* _Problems_:
1) In the nickel passage, how many smelters did Indonesia have as of 2025?
2) Please repeat the nickel passage word for word, from "Indonesia is recognized" to "and Central Sulawesi.".

──────── Given passage ────────

Indonesia is recognized as the world’s largest nickel producer, supplying more than half of the global market. However, despite the government’s push to develop downstream nickel industries, regions that produce nickel have yet to enjoy the economic benefits generated by the sector. Instead, locals continue to bear the social and environmental costs amid rapid economic growth in their regions, particularly in nickel-rich provinces such as North Maluku and Central Sulawesi.
Head of the Department of Politics and Government at Fisipol UGM, Dr. Ari Dwipayana, said many regional leaders have expressed concern that although their regions generate trillions of rupiah from natural resources, their fiscal capacity remains limited.
“They bear the social, environmental, and infrastructure impacts resulting from mining activities. Yet the fiscal space available to address these impacts is often far from adequate,” said Ari during the POLGOV Policy Forum titled “Adil Berbagi: Memastikan Pembagian Manfaat Mineral Kritis yang Berpihak pada Komunitas Lokal dan Berkelanjutan” (Fair Sharing: Ensuring Equitable and Sustainable Distribution of Critical Mineral Benefits for Local Communities), held at the Convention Hall, Fisipol UGM on Wednesday (Jun. 24).
UGM political science lecturer Dr. Hasrul Hanif said many resource-rich regions in Indonesia exemplify the paradox of plenty, where abundant natural resources coexist with rising poverty rates.
“As of 2025, Indonesia has 75 smelters. At the same time, provinces rich in nickel resources, such as North Maluku, Central Sulawesi, and Southeast Sulawesi, have recorded extraordinary economic growth, something rarely seen in provinces outside Java,” he said.

Climate and Energy Manager at Greenpeace Indonesia, Iqbal Damanik, revealed a striking fact about Indonesia’s nickel industry. He noted that less than one percent of the country’s total nickel production is actually used for the energy transition, such as manufacturing electric vehicles.

──────── Data listing ────────

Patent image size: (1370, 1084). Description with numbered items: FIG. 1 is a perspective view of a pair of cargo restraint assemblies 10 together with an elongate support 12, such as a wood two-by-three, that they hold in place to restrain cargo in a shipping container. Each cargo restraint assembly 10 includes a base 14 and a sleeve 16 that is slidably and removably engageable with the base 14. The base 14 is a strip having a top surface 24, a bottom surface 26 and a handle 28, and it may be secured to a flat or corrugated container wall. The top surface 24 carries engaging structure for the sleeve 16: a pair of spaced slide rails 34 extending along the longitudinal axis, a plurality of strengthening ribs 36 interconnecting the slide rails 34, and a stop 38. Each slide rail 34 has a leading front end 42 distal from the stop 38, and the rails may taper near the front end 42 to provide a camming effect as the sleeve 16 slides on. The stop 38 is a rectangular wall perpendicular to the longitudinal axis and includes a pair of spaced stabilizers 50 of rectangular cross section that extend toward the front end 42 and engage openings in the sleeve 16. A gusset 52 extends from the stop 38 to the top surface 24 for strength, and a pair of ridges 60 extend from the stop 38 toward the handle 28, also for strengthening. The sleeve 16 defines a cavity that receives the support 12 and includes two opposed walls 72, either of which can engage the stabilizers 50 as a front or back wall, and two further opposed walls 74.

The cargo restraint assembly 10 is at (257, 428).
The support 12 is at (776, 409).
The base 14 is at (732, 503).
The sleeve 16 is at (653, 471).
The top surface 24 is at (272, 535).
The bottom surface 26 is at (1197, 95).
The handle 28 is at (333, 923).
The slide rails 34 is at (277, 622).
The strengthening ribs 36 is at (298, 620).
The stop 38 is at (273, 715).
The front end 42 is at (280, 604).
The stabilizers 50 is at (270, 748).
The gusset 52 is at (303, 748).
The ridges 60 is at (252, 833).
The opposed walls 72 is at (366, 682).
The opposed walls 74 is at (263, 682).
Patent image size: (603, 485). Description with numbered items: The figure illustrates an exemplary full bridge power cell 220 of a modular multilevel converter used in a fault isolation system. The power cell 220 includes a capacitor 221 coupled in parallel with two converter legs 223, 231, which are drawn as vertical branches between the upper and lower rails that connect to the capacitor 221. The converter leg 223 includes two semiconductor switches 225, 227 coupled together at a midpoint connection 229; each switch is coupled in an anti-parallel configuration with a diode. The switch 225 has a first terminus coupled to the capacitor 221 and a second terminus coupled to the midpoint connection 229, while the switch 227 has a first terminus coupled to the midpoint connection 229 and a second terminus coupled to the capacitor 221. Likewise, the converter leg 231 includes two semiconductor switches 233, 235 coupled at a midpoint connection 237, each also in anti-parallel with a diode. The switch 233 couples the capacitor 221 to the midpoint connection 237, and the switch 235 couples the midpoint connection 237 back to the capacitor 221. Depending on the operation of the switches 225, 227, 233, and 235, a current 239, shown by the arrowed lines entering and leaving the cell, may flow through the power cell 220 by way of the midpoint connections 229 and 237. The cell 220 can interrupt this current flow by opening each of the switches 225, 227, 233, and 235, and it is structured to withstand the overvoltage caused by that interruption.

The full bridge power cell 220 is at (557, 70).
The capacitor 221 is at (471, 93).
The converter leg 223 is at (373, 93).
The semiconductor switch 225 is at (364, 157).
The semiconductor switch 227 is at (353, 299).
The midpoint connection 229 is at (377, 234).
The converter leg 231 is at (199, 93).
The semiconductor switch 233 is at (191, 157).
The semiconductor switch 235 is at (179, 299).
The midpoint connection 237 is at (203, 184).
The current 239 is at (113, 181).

────────

* _Responses per task_:
1) 75 smelters.

2)
Indonesia is recognized as the world’s largest nickel producer, supplying more than half of the global market. However, despite the government’s push to develop downstream nickel industries, regions that produce nickel have yet to enjoy the economic benefits generated by the sector. Instead, locals continue to bear the social and environmental costs amid rapid economic growth in their regions, particularly in nickel-rich provinces such as North Maluku and Central Sulawesi.